▶ **YOUR OBJECTIVE**
Give only the number of lines that contain the word "color".

─── RECORDS TO PROCESS

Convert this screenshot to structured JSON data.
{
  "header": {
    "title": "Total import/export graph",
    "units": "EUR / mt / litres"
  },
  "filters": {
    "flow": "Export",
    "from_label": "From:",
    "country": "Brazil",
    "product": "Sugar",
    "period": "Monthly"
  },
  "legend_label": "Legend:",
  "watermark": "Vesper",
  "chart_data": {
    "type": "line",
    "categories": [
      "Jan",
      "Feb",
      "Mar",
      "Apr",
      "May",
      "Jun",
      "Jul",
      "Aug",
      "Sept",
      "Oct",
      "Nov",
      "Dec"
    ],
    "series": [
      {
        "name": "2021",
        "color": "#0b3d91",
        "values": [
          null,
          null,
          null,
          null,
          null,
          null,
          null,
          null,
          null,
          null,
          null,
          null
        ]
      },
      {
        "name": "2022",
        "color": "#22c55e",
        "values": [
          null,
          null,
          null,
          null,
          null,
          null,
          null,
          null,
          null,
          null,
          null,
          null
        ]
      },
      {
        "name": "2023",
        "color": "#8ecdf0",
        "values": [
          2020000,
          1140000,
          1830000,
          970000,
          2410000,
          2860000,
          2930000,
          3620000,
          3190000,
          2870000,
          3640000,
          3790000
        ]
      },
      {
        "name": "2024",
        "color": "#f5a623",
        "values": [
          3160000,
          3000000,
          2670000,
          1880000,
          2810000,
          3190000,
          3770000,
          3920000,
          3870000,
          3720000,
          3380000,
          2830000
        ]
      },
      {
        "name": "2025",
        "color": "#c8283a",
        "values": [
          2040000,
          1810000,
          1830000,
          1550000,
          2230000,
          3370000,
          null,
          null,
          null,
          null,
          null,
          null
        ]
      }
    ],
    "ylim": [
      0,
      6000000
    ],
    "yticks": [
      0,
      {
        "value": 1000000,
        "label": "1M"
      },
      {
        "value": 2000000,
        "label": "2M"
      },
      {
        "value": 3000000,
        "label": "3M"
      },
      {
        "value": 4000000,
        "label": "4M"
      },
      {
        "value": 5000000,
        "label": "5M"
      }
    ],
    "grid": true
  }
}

──────

▶ **RIGHT ANSWER**
5